An erster Stelle des Kriterienkatalogs steht das Prinzip "First-Come-First-Serve". Aber auch technische Anforderungen, "Vertrauen der TLD-Gemeinde", die Mitfinanzierung des Systems und Streitschlichtungsmechanismen sollen von einer eigenen Dachorganisation überprüft werden, die verhindert, das TLDs doppelt eingeführt werden. In diesen Punkten gebe es auch Auseinandersetzungen mit New.net, meinte Bernhard. "Wenn aber New.net diese Kriterien akzeptiert, würden wir sie selbstverständlich mit aufnehmen." Vorsitzender der lose organisierten Dachorganisation, des "Root Service Centers Advisory Committee" (RSASC) ist Bernhard derzeit selbst.

Gespeicherte Daten –

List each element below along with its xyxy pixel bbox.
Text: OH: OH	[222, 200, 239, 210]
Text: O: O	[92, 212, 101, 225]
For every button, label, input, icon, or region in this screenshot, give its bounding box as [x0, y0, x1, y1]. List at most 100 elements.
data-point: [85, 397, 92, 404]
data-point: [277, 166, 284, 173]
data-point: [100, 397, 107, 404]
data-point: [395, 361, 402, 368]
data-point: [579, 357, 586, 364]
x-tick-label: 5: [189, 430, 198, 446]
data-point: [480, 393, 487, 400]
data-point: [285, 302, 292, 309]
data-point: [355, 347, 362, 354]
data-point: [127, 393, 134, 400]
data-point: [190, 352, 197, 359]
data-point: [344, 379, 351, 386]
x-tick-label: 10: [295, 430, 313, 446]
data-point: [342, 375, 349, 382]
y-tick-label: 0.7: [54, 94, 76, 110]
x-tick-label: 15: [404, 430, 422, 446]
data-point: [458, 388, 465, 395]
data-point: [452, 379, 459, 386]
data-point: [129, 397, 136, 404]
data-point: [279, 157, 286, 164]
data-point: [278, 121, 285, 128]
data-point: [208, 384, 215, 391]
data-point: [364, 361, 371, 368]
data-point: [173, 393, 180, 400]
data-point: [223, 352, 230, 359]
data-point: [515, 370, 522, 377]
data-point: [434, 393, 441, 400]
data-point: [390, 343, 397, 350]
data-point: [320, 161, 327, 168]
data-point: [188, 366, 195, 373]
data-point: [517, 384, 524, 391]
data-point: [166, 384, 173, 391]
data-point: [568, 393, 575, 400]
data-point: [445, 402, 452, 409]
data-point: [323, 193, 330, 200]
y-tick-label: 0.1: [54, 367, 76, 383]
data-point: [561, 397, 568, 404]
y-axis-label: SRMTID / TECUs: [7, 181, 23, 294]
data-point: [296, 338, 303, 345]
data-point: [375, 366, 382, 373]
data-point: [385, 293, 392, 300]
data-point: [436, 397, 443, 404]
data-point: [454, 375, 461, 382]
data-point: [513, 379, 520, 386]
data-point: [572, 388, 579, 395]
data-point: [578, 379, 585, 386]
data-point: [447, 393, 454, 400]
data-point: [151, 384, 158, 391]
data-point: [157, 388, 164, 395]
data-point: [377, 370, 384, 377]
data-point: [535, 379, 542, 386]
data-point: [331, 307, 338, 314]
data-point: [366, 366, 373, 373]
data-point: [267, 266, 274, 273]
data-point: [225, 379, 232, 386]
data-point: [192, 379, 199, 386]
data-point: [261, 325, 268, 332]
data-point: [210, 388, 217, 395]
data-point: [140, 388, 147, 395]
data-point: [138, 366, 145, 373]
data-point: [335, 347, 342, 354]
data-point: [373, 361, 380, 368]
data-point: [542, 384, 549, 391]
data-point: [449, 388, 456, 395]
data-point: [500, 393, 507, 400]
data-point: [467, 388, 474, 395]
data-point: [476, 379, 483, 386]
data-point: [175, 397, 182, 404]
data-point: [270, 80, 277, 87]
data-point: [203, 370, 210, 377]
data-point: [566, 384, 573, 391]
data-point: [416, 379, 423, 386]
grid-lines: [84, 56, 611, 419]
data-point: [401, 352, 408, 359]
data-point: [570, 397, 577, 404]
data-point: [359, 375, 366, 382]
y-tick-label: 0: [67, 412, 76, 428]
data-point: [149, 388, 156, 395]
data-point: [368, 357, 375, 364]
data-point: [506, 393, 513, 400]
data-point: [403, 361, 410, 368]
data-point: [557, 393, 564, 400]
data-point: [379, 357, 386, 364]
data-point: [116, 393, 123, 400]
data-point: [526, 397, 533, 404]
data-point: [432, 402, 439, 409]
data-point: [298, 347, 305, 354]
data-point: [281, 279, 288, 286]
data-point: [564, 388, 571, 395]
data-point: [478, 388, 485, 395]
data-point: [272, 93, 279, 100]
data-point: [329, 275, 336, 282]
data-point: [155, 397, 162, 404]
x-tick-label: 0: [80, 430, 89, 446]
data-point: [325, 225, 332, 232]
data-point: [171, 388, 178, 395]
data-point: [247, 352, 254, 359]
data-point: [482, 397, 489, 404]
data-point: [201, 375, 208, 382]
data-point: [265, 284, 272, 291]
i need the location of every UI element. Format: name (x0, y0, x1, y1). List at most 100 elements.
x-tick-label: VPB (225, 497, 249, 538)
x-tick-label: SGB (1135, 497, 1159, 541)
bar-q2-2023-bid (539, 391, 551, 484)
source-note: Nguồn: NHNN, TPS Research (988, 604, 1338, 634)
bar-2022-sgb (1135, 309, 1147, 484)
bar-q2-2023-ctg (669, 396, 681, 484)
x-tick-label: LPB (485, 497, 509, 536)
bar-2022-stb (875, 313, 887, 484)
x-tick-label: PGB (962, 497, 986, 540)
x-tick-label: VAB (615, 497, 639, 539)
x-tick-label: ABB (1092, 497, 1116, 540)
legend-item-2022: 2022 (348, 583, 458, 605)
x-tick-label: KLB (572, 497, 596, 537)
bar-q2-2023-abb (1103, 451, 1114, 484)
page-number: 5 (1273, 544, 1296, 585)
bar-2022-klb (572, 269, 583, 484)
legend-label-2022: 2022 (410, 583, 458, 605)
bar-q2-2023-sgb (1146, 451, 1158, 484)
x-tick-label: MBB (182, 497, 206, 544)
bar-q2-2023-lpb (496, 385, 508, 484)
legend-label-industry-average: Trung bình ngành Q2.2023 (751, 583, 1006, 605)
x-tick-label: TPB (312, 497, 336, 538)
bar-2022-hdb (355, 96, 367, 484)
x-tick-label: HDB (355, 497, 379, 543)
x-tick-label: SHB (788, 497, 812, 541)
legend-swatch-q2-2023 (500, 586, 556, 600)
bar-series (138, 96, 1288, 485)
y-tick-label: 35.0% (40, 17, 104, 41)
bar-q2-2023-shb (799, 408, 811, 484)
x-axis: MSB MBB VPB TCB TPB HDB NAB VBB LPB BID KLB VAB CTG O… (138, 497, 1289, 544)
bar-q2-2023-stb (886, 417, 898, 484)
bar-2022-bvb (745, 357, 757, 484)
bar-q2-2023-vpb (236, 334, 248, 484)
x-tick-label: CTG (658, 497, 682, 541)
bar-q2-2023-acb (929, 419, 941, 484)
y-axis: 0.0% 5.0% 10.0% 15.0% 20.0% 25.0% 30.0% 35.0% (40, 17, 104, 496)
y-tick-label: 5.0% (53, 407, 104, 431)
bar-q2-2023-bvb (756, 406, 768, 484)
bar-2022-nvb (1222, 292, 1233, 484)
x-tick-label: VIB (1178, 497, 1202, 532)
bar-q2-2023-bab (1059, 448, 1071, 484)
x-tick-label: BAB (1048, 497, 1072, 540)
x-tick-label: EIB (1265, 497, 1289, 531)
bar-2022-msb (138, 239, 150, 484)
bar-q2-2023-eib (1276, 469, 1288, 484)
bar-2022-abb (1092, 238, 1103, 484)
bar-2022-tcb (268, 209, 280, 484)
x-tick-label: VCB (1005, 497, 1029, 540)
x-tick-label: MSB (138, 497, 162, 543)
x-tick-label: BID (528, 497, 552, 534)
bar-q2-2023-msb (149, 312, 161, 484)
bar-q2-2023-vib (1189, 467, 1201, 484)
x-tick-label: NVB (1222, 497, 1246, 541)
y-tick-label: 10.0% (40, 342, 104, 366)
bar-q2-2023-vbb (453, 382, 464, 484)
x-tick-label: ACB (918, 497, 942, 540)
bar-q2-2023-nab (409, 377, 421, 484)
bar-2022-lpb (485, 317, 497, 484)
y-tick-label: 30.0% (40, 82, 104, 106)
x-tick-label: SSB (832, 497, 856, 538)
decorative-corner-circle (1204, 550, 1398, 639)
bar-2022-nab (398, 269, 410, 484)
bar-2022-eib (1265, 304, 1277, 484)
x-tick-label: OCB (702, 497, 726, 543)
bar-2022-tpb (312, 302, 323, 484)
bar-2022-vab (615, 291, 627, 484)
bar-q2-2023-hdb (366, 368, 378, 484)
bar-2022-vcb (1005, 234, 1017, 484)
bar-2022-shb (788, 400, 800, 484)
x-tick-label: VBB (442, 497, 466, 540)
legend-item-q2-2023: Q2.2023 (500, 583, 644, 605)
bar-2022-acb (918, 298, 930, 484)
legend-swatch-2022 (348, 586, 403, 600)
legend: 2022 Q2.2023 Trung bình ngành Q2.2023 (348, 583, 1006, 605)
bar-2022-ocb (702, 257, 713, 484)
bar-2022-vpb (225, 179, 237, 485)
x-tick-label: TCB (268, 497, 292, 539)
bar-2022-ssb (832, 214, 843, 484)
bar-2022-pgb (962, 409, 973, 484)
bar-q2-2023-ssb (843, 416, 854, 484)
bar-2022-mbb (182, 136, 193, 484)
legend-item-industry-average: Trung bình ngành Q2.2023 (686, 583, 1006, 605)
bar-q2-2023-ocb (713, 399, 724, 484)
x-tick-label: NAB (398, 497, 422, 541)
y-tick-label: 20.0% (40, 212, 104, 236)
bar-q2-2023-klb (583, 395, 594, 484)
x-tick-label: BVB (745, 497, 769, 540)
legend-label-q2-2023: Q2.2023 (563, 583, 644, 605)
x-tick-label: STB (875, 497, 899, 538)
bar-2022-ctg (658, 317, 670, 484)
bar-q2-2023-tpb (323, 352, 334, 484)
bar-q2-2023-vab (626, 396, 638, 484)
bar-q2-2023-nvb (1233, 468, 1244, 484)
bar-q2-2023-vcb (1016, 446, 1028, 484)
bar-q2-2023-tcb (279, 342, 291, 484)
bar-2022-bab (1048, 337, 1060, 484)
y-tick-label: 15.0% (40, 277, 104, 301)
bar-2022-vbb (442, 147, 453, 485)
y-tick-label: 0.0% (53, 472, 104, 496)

AUFGABE – Entnimm dem Artikel über den Kriterienkatalog für TLDs wortgetreu die Passage von „An erster Stelle“ bis einschließlich „Bernhard derzeit selbst.“.

ANTWORT ZUR AUFGABE –
An erster Stelle des Kriterienkatalogs steht das Prinzip "First-Come-First-Serve". Aber auch technische Anforderungen, "Vertrauen der TLD-Gemeinde", die Mitfinanzierung des Systems und Streitschlichtungsmechanismen sollen von einer eigenen Dachorganisation überprüft werden, die verhindert, das TLDs doppelt eingeführt werden. In diesen Punkten gebe es auch Auseinandersetzungen mit New.net, meinte Bernhard. "Wenn aber New.net diese Kriterien akzeptiert, würden wir sie selbstverständlich mit aufnehmen." Vorsitzender der lose organisierten Dachorganisation, des "Root Service Centers Advisory Committee" (RSASC) ist Bernhard derzeit selbst.